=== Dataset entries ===
* * * *

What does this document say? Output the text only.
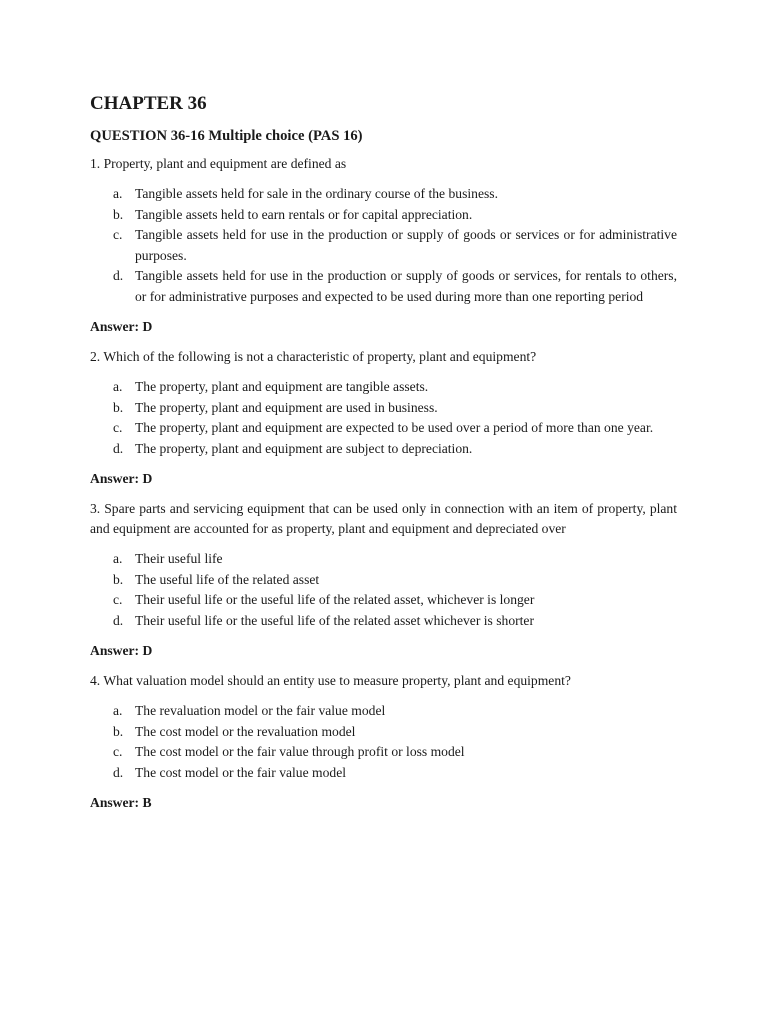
CHAPTER 36
QUESTION 36-16 Multiple choice (PAS 16)

1. Property, plant and equipment are defined as

a. Tangible assets held for sale in the ordinary course of the business.
b. Tangible assets held to earn rentals or for capital appreciation.
c. Tangible assets held for use in the production or supply of goods or services or for administrative purposes.
d. Tangible assets held for use in the production or supply of goods or services, for rentals to others, or for administrative purposes and expected to be used during more than one reporting period

Answer: D

2. Which of the following is not a characteristic of property, plant and equipment?

a. The property, plant and equipment are tangible assets.
b. The property, plant and equipment are used in business.
c. The property, plant and equipment are expected to be used over a period of more than one year.
d. The property, plant and equipment are subject to depreciation.

Answer: D

3. Spare parts and servicing equipment that can be used only in connection with an item of property, plant and equipment are accounted for as property, plant and equipment and depreciated over

a. Their useful life
b. The useful life of the related asset
c. Their useful life or the useful life of the related asset, whichever is longer
d. Their useful life or the useful life of the related asset whichever is shorter

Answer: D

4. What valuation model should an entity use to measure property, plant and equipment?

a. The revaluation model or the fair value model
b. The cost model or the revaluation model
c. The cost model or the fair value through profit or loss model
d. The cost model or the fair value model

Answer: B
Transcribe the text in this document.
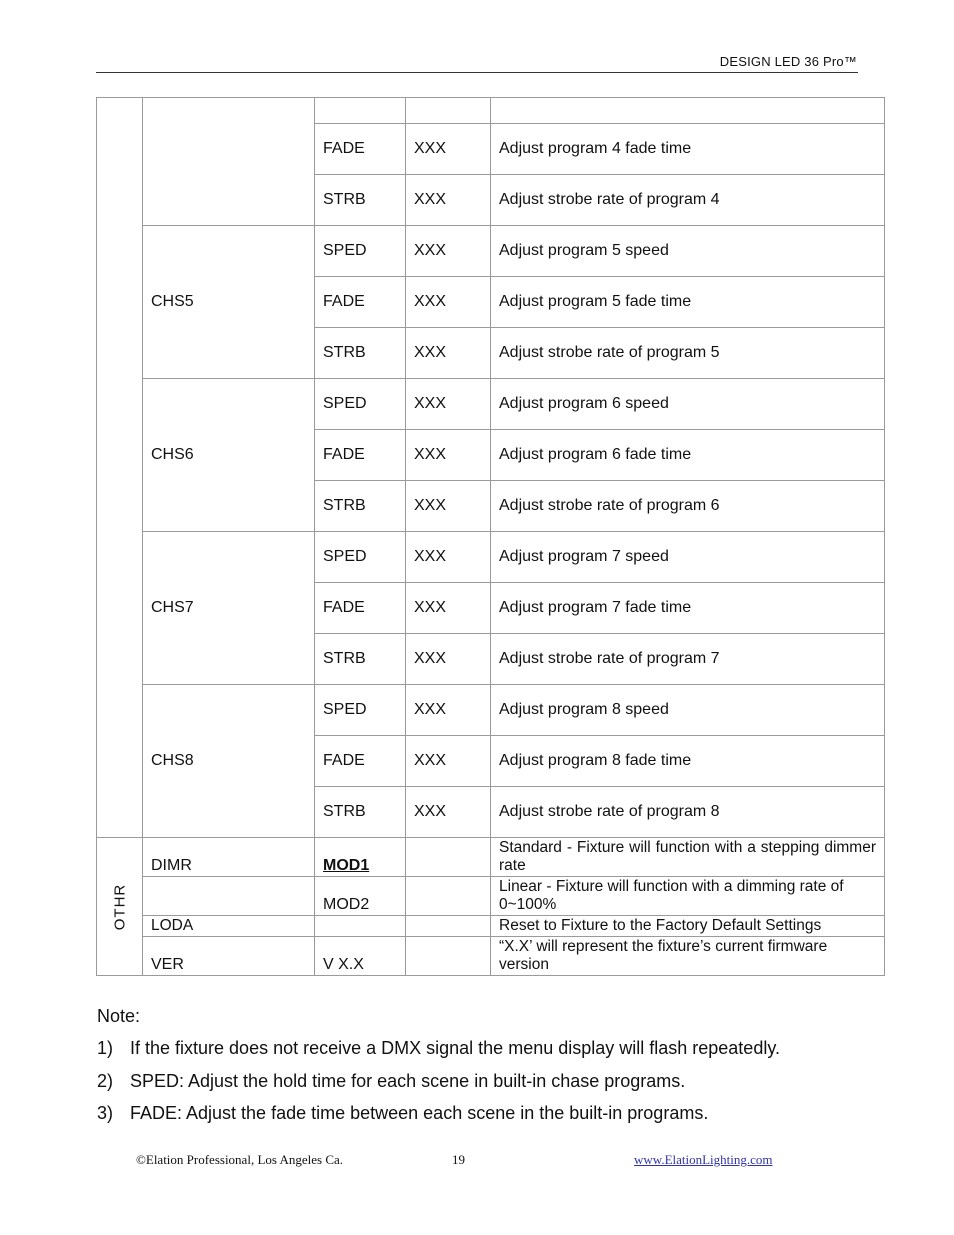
DESIGN LED 36 Pro™

		FADE	XXX	Adjust program 4 fade time
		STRB	XXX	Adjust strobe rate of program 4
	CHS5	SPED	XXX	Adjust program 5 speed
		FADE	XXX	Adjust program 5 fade time
		STRB	XXX	Adjust strobe rate of program 5
	CHS6	SPED	XXX	Adjust program 6 speed
		FADE	XXX	Adjust program 6 fade time
		STRB	XXX	Adjust strobe rate of program 6
	CHS7	SPED	XXX	Adjust program 7 speed
		FADE	XXX	Adjust program 7 fade time
		STRB	XXX	Adjust strobe rate of program 7
	CHS8	SPED	XXX	Adjust program 8 speed
		FADE	XXX	Adjust program 8 fade time
		STRB	XXX	Adjust strobe rate of program 8

OTHR	DIMR	MOD1		Standard - Fixture will function with a stepping dimmer rate
		MOD2		Linear - Fixture will function with a dimming rate of 0~100%
	LODA			Reset to Fixture to the Factory Default Settings
	VER	V X.X		“X.X’ will represent the fixture’s current firmware version
Note:
1) If the fixture does not receive a DMX signal the menu display will flash repeatedly.
2) SPED: Adjust the hold time for each scene in built-in chase programs.
3) FADE: Adjust the fade time between each scene in the built-in programs.
©Elation Professional, Los Angeles Ca.	19	www.ElationLighting.com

* * * *

=== What to produce ===
Count every line bearing the word "than"; report the total only.

=== Task response ===
2